(Extracted information Opens)

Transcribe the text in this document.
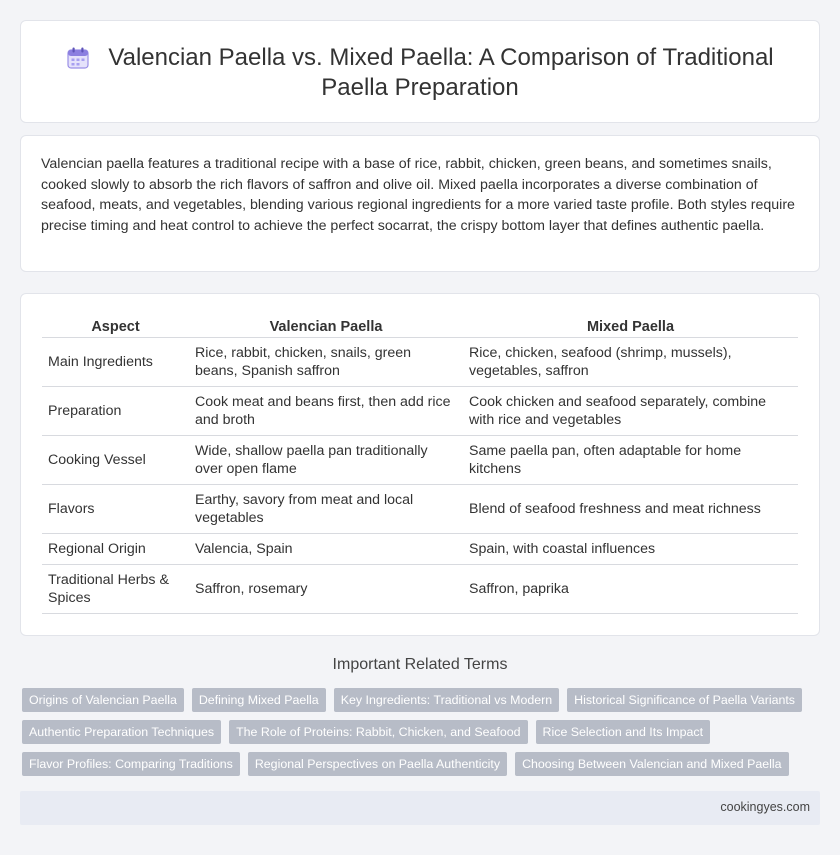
Valencian Paella vs. Mixed Paella: A Comparison of Traditional Paella Preparation

Valencian paella features a traditional recipe with a base of rice, rabbit, chicken, green beans, and sometimes snails, cooked slowly to absorb the rich flavors of saffron and olive oil. Mixed paella incorporates a diverse combination of seafood, meats, and vegetables, blending various regional ingredients for a more varied taste profile. Both styles require precise timing and heat control to achieve the perfect socarrat, the crispy bottom layer that defines authentic paella.

Aspect	Valencian Paella	Mixed Paella
Main Ingredients	Rice, rabbit, chicken, snails, green beans, Spanish saffron	Rice, chicken, seafood (shrimp, mussels), vegetables, saffron
Preparation	Cook meat and beans first, then add rice and broth	Cook chicken and seafood separately, combine with rice and vegetables
Cooking Vessel	Wide, shallow paella pan traditionally over open flame	Same paella pan, often adaptable for home kitchens
Flavors	Earthy, savory from meat and local vegetables	Blend of seafood freshness and meat richness
Regional Origin	Valencia, Spain	Spain, with coastal influences
Traditional Herbs & Spices	Saffron, rosemary	Saffron, paprika
Important Related Terms
Origins of Valencian Paella	Defining Mixed Paella	Key Ingredients: Traditional vs Modern	Historical Significance of Paella Variants
Authentic Preparation Techniques	The Role of Proteins: Rabbit, Chicken, and Seafood	Rice Selection and Its Impact
Flavor Profiles: Comparing Traditions	Regional Perspectives on Paella Authenticity	Choosing Between Valencian and Mixed Paella
cookingyes.com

(Extracted information Closes)

* **Aim of the task**
Show all lines from the entries that hold "Preparation".

* **Output for this task**
Valencian Paella vs. Mixed Paella: A Comparison of Traditional Paella Preparation
Preparation	Cook meat and beans first, then add rice and broth	Cook chicken and seafood separately, combine with rice and vegetables
Authentic Preparation Techniques	The Role of Proteins: Rabbit, Chicken, and Seafood	Rice Selection and Its Impact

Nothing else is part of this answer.